### [TASK PROMPT]
Once the pictures are set aside, transcribe the remaining data exactly.

--- START ---

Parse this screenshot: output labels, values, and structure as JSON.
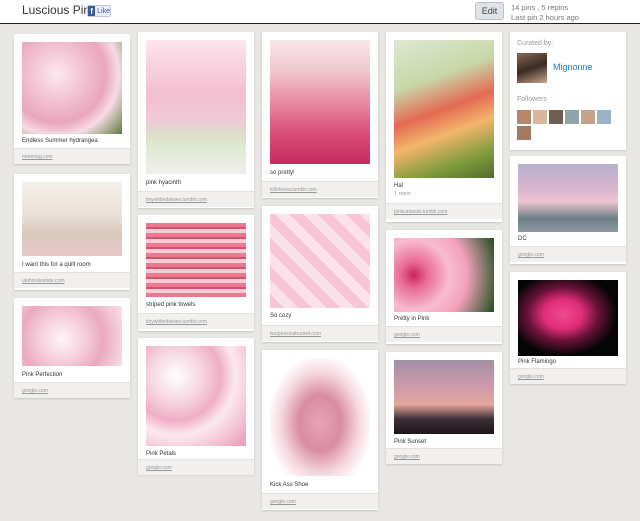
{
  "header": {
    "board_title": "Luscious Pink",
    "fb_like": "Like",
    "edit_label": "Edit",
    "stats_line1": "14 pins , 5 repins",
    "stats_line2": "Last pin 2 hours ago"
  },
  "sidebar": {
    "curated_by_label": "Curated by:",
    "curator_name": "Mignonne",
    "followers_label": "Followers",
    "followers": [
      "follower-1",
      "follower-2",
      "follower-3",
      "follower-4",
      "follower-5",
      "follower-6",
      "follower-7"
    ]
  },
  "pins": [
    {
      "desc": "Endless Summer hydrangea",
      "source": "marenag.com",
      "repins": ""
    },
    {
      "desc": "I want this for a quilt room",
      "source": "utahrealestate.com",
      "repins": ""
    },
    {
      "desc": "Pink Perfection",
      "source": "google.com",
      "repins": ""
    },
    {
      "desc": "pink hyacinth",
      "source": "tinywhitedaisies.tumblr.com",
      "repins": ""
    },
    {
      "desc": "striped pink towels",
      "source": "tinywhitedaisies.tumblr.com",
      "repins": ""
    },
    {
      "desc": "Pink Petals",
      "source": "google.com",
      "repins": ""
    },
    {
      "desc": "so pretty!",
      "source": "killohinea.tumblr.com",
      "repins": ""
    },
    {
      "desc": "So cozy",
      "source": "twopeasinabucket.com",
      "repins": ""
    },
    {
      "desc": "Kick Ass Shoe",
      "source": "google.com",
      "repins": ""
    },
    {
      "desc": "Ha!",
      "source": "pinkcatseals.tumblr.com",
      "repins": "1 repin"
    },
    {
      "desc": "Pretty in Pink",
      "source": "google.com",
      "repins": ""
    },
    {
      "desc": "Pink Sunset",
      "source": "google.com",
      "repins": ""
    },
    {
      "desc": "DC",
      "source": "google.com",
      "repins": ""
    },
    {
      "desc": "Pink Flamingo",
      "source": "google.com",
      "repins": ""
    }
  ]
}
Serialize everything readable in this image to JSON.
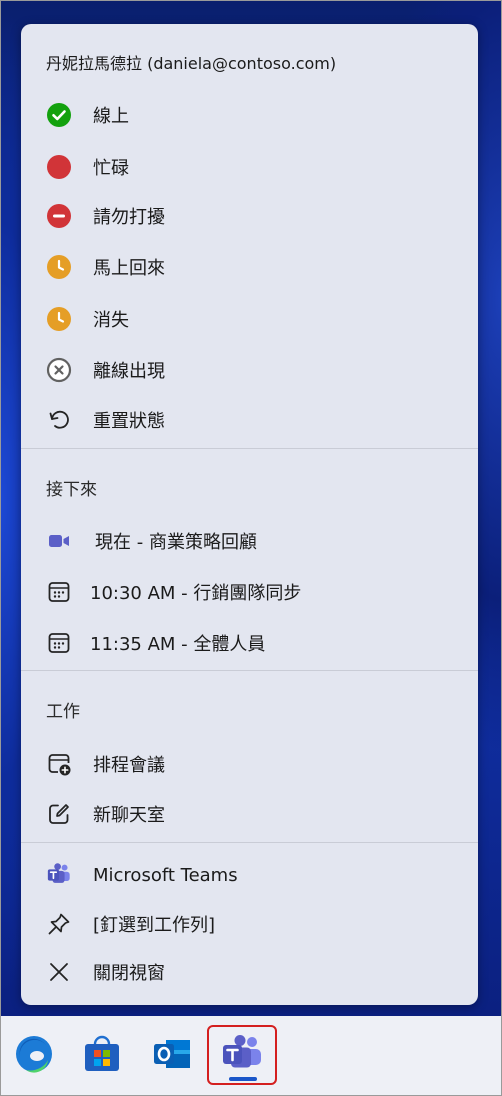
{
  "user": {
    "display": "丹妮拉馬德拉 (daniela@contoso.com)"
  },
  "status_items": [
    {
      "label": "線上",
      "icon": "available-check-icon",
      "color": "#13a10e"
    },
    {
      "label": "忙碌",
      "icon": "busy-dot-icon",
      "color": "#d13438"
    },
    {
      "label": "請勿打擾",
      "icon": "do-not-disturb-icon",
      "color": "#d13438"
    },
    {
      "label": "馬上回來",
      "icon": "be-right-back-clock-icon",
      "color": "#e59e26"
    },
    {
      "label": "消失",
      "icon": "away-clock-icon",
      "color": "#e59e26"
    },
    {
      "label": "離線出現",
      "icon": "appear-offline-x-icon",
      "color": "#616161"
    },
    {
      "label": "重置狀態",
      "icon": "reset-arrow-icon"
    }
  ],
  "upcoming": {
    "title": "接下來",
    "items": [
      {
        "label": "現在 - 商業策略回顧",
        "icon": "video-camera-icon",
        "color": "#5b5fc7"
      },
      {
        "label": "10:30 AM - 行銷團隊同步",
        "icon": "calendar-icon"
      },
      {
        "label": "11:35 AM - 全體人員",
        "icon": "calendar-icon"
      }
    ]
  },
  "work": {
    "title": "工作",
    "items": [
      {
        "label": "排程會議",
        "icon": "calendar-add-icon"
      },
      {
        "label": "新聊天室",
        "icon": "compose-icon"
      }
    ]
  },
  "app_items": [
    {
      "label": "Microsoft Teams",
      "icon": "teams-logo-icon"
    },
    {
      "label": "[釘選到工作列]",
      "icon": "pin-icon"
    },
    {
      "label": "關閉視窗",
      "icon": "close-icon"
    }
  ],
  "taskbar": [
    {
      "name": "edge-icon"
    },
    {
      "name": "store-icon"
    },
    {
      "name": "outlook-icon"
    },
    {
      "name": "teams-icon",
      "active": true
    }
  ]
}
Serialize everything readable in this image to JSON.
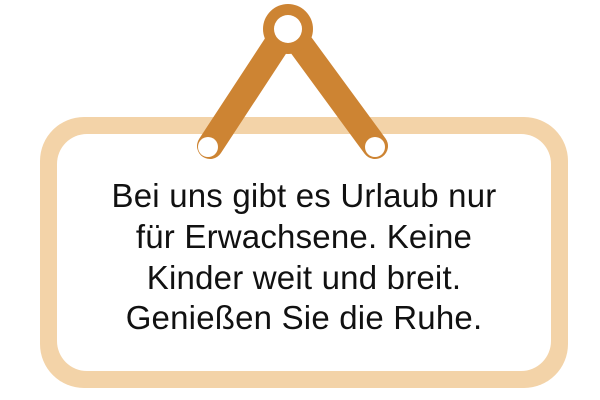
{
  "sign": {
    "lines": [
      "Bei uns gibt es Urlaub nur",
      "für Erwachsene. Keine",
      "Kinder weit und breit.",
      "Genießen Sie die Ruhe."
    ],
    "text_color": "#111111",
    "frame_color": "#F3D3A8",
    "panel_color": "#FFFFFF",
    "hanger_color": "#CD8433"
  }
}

--- END ---

### [SOLUTION FOR THIS TASK]
Parse this screenshot: output labels, values, and structure as JSON.
{
  "header": {
    "board_title": "Luscious Pink",
    "fb_like": "Like",
    "edit_label": "Edit",
    "stats_line1": "14 pins , 5 repins",
    "stats_line2": "Last pin 2 hours ago"
  },
  "sidebar": {
    "curated_by_label": "Curated by:",
    "curator_name": "Mignonne",
    "followers_label": "Followers",
    "followers": [
      "follower-1",
      "follower-2",
      "follower-3",
      "follower-4",
      "follower-5",
      "follower-6",
      "follower-7"
    ]
  },
  "pins": [
    {
      "desc": "Endless Summer hydrangea",
      "source": "marenag.com",
      "repins": ""
    },
    {
      "desc": "I want this for a quilt room",
      "source": "utahrealestate.com",
      "repins": ""
    },
    {
      "desc": "Pink Perfection",
      "source": "google.com",
      "repins": ""
    },
    {
      "desc": "pink hyacinth",
      "source": "tinywhitedaisies.tumblr.com",
      "repins": ""
    },
    {
      "desc": "striped pink towels",
      "source": "tinywhitedaisies.tumblr.com",
      "repins": ""
    },
    {
      "desc": "Pink Petals",
      "source": "google.com",
      "repins": ""
    },
    {
      "desc": "so pretty!",
      "source": "killohinea.tumblr.com",
      "repins": ""
    },
    {
      "desc": "So cozy",
      "source": "twopeasinabucket.com",
      "repins": ""
    },
    {
      "desc": "Kick Ass Shoe",
      "source": "google.com",
      "repins": ""
    },
    {
      "desc": "Ha!",
      "source": "pinkcatseals.tumblr.com",
      "repins": "1 repin"
    },
    {
      "desc": "Pretty in Pink",
      "source": "google.com",
      "repins": ""
    },
    {
      "desc": "Pink Sunset",
      "source": "google.com",
      "repins": ""
    },
    {
      "desc": "DC",
      "source": "google.com",
      "repins": ""
    },
    {
      "desc": "Pink Flamingo",
      "source": "google.com",
      "repins": ""
    }
  ]
}
Serialize everything readable in this image to JSON.
{
  "user": {
    "display": "丹妮拉馬德拉 (daniela@contoso.com)"
  },
  "status_items": [
    {
      "label": "線上",
      "icon": "available-check-icon",
      "color": "#13a10e"
    },
    {
      "label": "忙碌",
      "icon": "busy-dot-icon",
      "color": "#d13438"
    },
    {
      "label": "請勿打擾",
      "icon": "do-not-disturb-icon",
      "color": "#d13438"
    },
    {
      "label": "馬上回來",
      "icon": "be-right-back-clock-icon",
      "color": "#e59e26"
    },
    {
      "label": "消失",
      "icon": "away-clock-icon",
      "color": "#e59e26"
    },
    {
      "label": "離線出現",
      "icon": "appear-offline-x-icon",
      "color": "#616161"
    },
    {
      "label": "重置狀態",
      "icon": "reset-arrow-icon"
    }
  ],
  "upcoming": {
    "title": "接下來",
    "items": [
      {
        "label": "現在 - 商業策略回顧",
        "icon": "video-camera-icon",
        "color": "#5b5fc7"
      },
      {
        "label": "10:30 AM - 行銷團隊同步",
        "icon": "calendar-icon"
      },
      {
        "label": "11:35 AM - 全體人員",
        "icon": "calendar-icon"
      }
    ]
  },
  "work": {
    "title": "工作",
    "items": [
      {
        "label": "排程會議",
        "icon": "calendar-add-icon"
      },
      {
        "label": "新聊天室",
        "icon": "compose-icon"
      }
    ]
  },
  "app_items": [
    {
      "label": "Microsoft Teams",
      "icon": "teams-logo-icon"
    },
    {
      "label": "[釘選到工作列]",
      "icon": "pin-icon"
    },
    {
      "label": "關閉視窗",
      "icon": "close-icon"
    }
  ],
  "taskbar": [
    {
      "name": "edge-icon"
    },
    {
      "name": "store-icon"
    },
    {
      "name": "outlook-icon"
    },
    {
      "name": "teams-icon",
      "active": true
    }
  ]
}
Serialize everything readable in this image to JSON.
{
  "sign": {
    "lines": [
      "Bei uns gibt es Urlaub nur",
      "für Erwachsene. Keine",
      "Kinder weit und breit.",
      "Genießen Sie die Ruhe."
    ],
    "text_color": "#111111",
    "frame_color": "#F3D3A8",
    "panel_color": "#FFFFFF",
    "hanger_color": "#CD8433"
  }
}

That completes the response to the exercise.